AUFGABEN:
(a) Wie alt war Harriet Tubman laut dem Text über sie, als sie die Grenze nach Pennsylvania überschritt?
(b) Schreibe den Text über Ann Petrys Roman zu Harriet Tubman im Anschluss an seinen letzten Satz weiter.

──────── VORLIEGENDER TEXT ────────

Roman über Sklaven-Befreierin: Weiter kämpfen, nie aufgeben

Sie befreite sich selbst und mehr als 300 Sklaven: Ann Petrys Klassiker über Harriet Tubman erscheint endlich auch auf Deutsch.

Ich betrachtete meine Hände, um zu sehen, ob ich immer noch derselbe Mensch war, jetzt, in Freiheit. Über allem lag eine solche Pracht, die Sonne schien golden durch die Bäume und lag golden auf den Feldern, und ich fühlte mich, als wäre ich im Himmel.“ So erinnert sich Harriet Tubman an den Moment, als sie 1849 im Alter von 29 Jahren die Grenze nach Pennsylvania überschritt und damit zu einem freien Menschen wurde.

In den USA ist Tubman eine Berühmtheit, weil sie erst sich selbst und später andere Sklaven befreite. Die afroamerikanische Schriftstellerin Ann Petry (1908-1997) hat Tubmans Geschichte bereits 1955 in ihrem Roman mit dem Untertitel „Fluchthelferin bei der Underground Railroad. Aus der Sklaverei in die Freiheit“ erzählt. Nun ist ihr berührendes Buch erstmals auf Deutsch erschienen.

──────── DATENBLOCK ────────

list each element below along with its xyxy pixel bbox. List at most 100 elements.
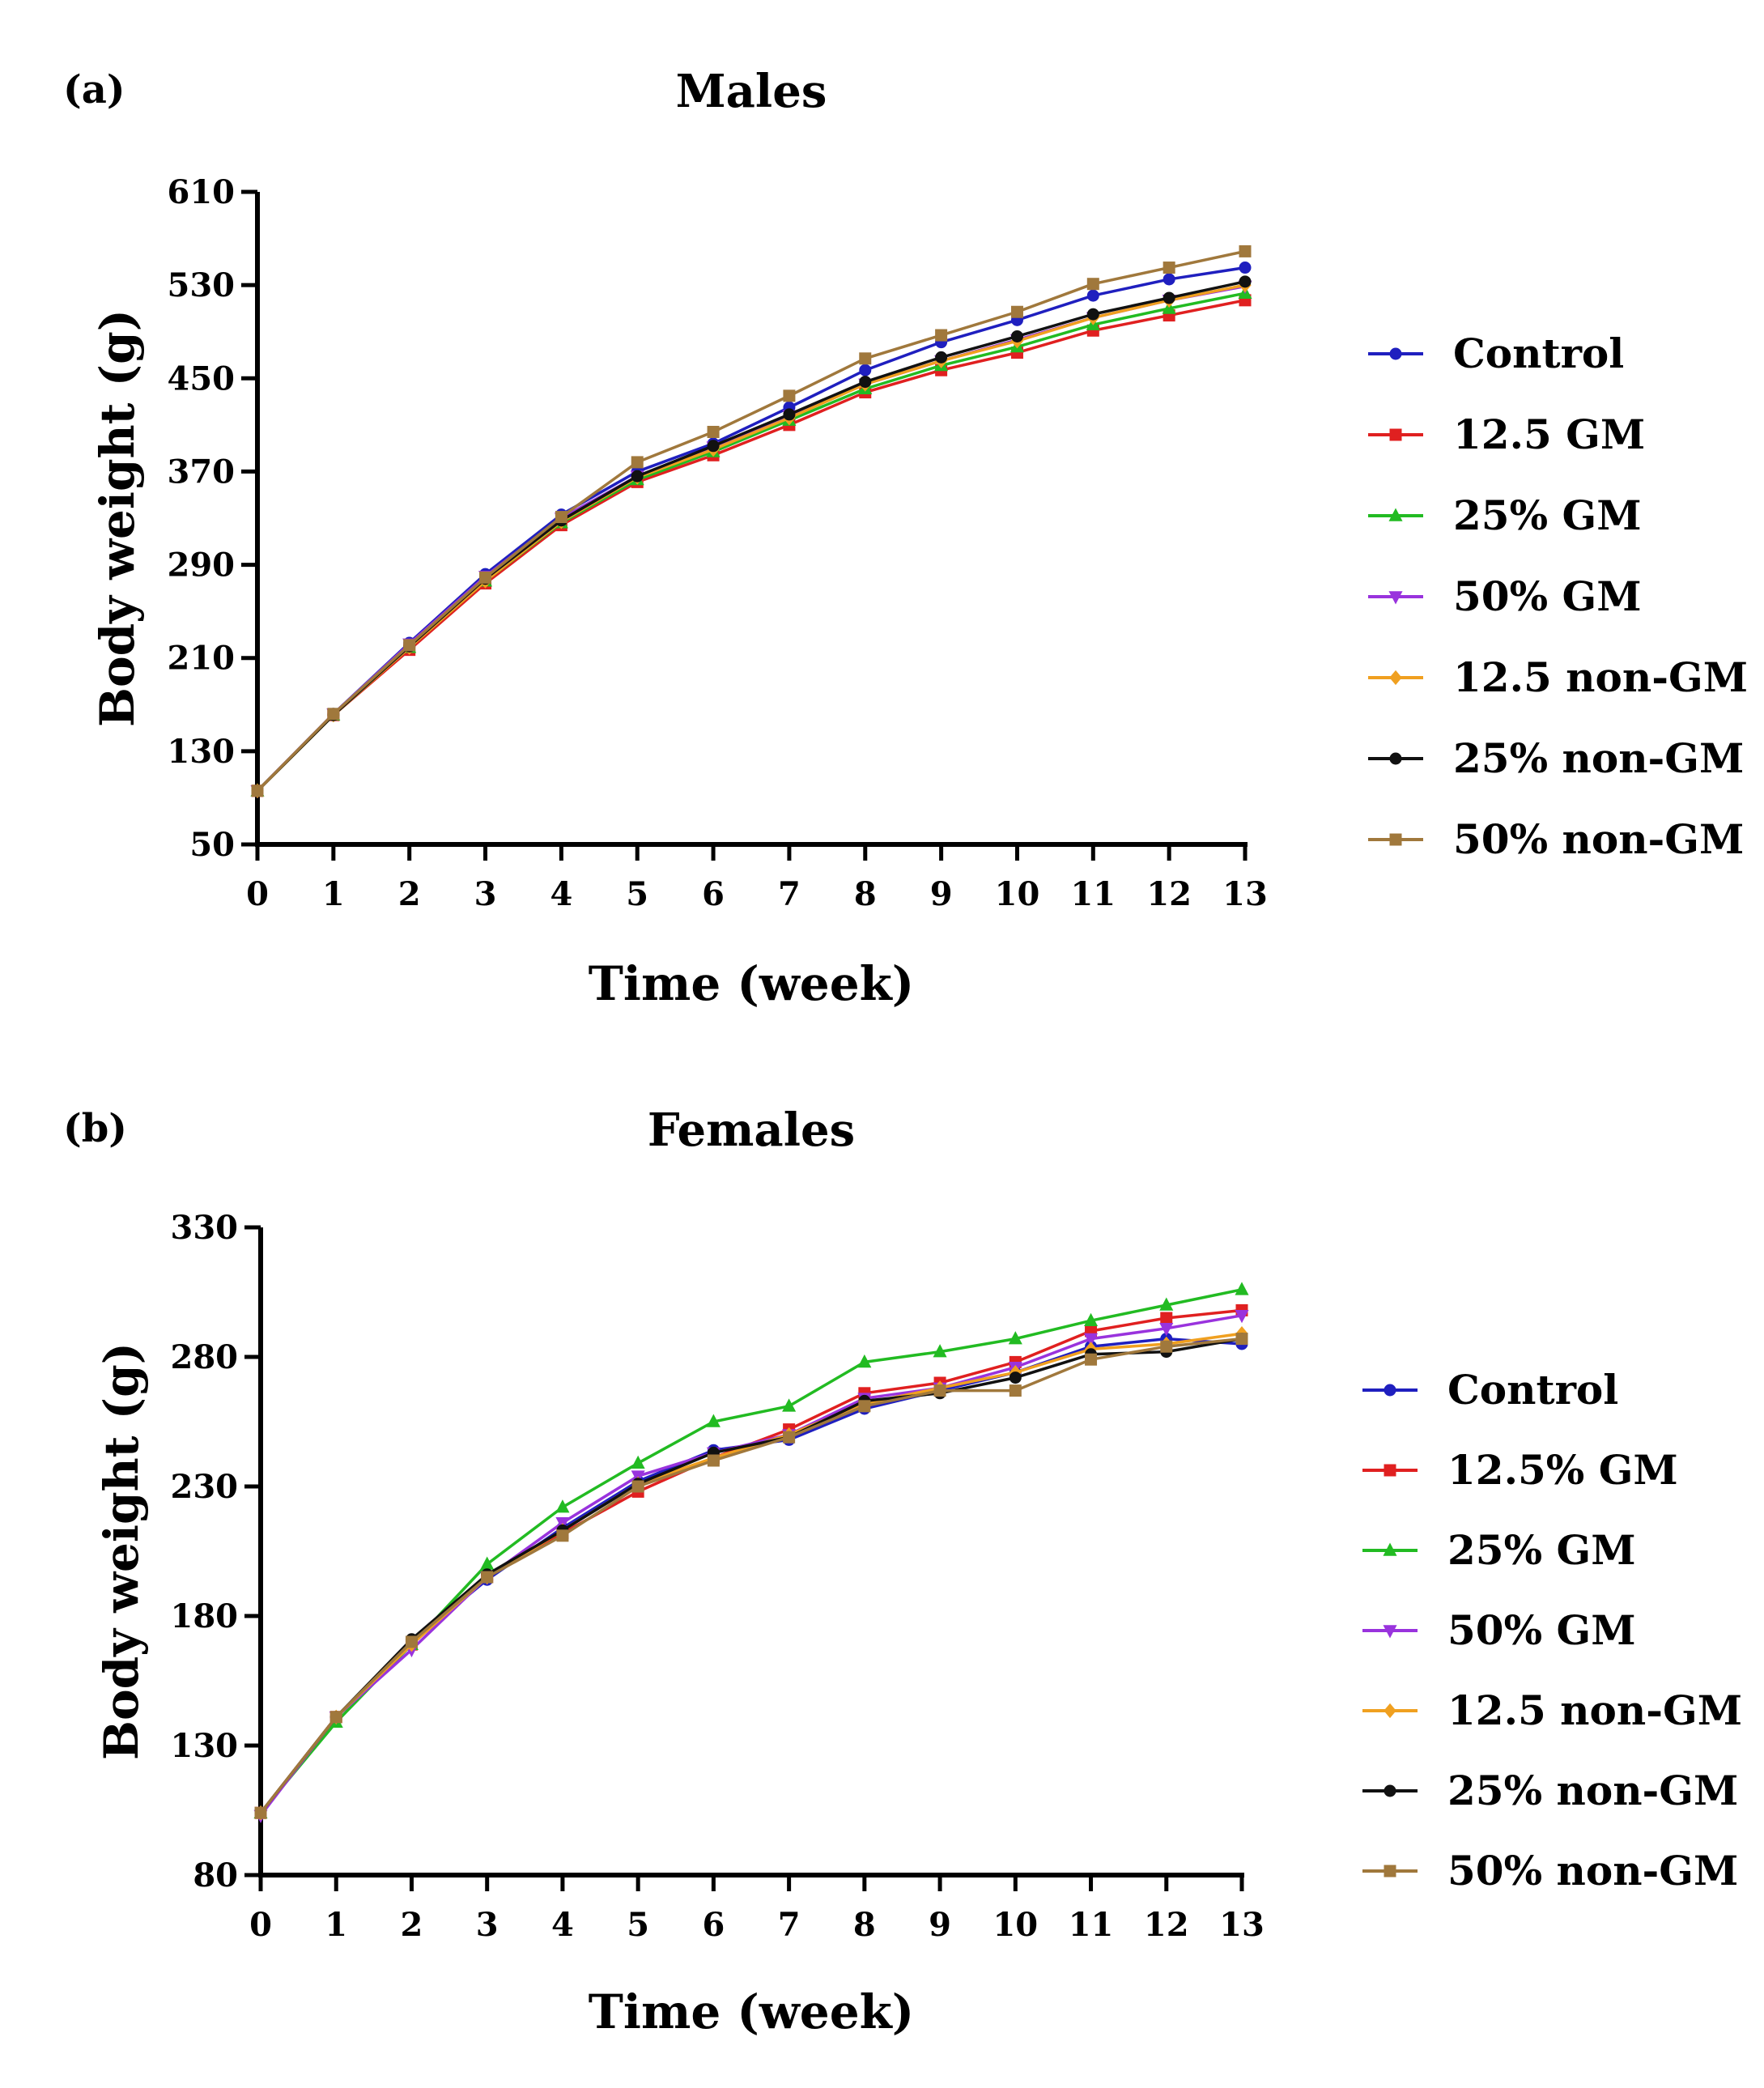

────────

LÖSUNGEN JE AUFGABE:
(a) Sie war 29 Jahre alt.

(b)
Ruhm mit "The Street"

Behutsam hat Übersetzerin Hella Reese Petrys Sprache an heutige Erfordernisse angepasst, vor allem wenn es um die nicht-weiße Bevölkerung geht. Petry hatte als Apothekerin gearbeitet, bevor sie nach New York zog, dort als Journalistin arbeitete und 1946 mit ihrem Roman „The Street“ bekannt wurde, der vor zwei Jahren in einer deutschen Neuübersetzung herausgekommen ist.

Dass ihre Romanheldin Harriet Tubman die Freiheit erlangte, verdankte sie der legendären „Underground Railroad“, einem Netzwerk von humanistisch gesinnten Farmern und Quäkern, die mit codierter Kommunikation, Deckadressen und Geheimverstecken Sklaven aus den Südstaaten in kleinen Etappen von Station zu Station in den Norden schleusten.

Einen ersten Fluchtversuch hatte Tubman abbrechen müssen. Beim erfolgreichen zweiten Versuch war sie vor allem nachts unterwegs und orientierte sich dabei am Polarstern. Doch in Pennsylvania angekommen, fühlte sie sich als „Fremde in einem fremden Land“.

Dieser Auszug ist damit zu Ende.